TASK TO COMPLETE: Return the entries verbatim and drop every picture.

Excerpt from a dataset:
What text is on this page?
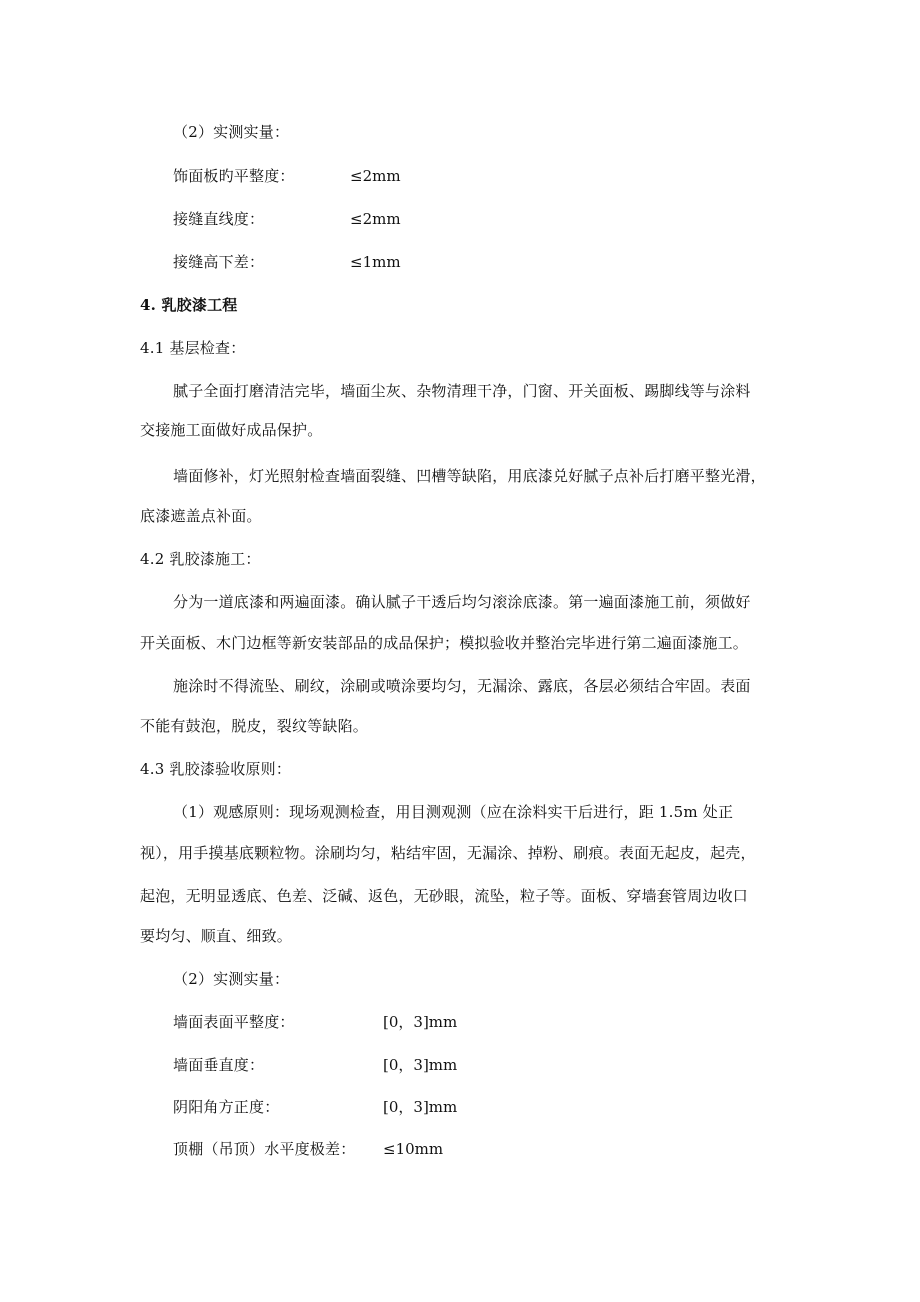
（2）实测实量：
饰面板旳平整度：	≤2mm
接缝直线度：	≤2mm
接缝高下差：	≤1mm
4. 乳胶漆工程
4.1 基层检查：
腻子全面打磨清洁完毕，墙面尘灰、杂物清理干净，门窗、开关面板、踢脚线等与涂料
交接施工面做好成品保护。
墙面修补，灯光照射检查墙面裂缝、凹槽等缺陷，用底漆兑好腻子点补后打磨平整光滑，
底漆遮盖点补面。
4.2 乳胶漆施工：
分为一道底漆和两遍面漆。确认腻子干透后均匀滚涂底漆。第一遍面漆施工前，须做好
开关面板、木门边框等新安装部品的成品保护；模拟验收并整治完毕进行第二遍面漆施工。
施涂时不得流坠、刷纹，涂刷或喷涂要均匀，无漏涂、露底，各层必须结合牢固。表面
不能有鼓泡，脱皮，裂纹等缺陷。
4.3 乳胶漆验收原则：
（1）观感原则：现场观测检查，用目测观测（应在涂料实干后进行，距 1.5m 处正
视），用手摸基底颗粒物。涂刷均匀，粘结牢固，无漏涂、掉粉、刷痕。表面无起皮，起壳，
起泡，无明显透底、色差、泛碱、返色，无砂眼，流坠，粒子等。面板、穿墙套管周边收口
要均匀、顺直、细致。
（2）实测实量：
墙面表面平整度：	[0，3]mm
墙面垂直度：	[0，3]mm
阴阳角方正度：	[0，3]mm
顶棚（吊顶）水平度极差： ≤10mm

WRITTEN REPLY:
What text is on this page?
（2）实测实量：
饰面板旳平整度：	≤2mm
接缝直线度：	≤2mm
接缝高下差：	≤1mm
4. 乳胶漆工程
4.1 基层检查：
腻子全面打磨清洁完毕，墙面尘灰、杂物清理干净，门窗、开关面板、踢脚线等与涂料
交接施工面做好成品保护。
墙面修补，灯光照射检查墙面裂缝、凹槽等缺陷，用底漆兑好腻子点补后打磨平整光滑，
底漆遮盖点补面。
4.2 乳胶漆施工：
分为一道底漆和两遍面漆。确认腻子干透后均匀滚涂底漆。第一遍面漆施工前，须做好
开关面板、木门边框等新安装部品的成品保护；模拟验收并整治完毕进行第二遍面漆施工。
施涂时不得流坠、刷纹，涂刷或喷涂要均匀，无漏涂、露底，各层必须结合牢固。表面
不能有鼓泡，脱皮，裂纹等缺陷。
4.3 乳胶漆验收原则：
（1）观感原则：现场观测检查，用目测观测（应在涂料实干后进行，距 1.5m 处正
视），用手摸基底颗粒物。涂刷均匀，粘结牢固，无漏涂、掉粉、刷痕。表面无起皮，起壳，
起泡，无明显透底、色差、泛碱、返色，无砂眼，流坠，粒子等。面板、穿墙套管周边收口
要均匀、顺直、细致。
（2）实测实量：
墙面表面平整度：	[0，3]mm
墙面垂直度：	[0，3]mm
阴阳角方正度：	[0，3]mm
顶棚（吊顶）水平度极差： ≤10mm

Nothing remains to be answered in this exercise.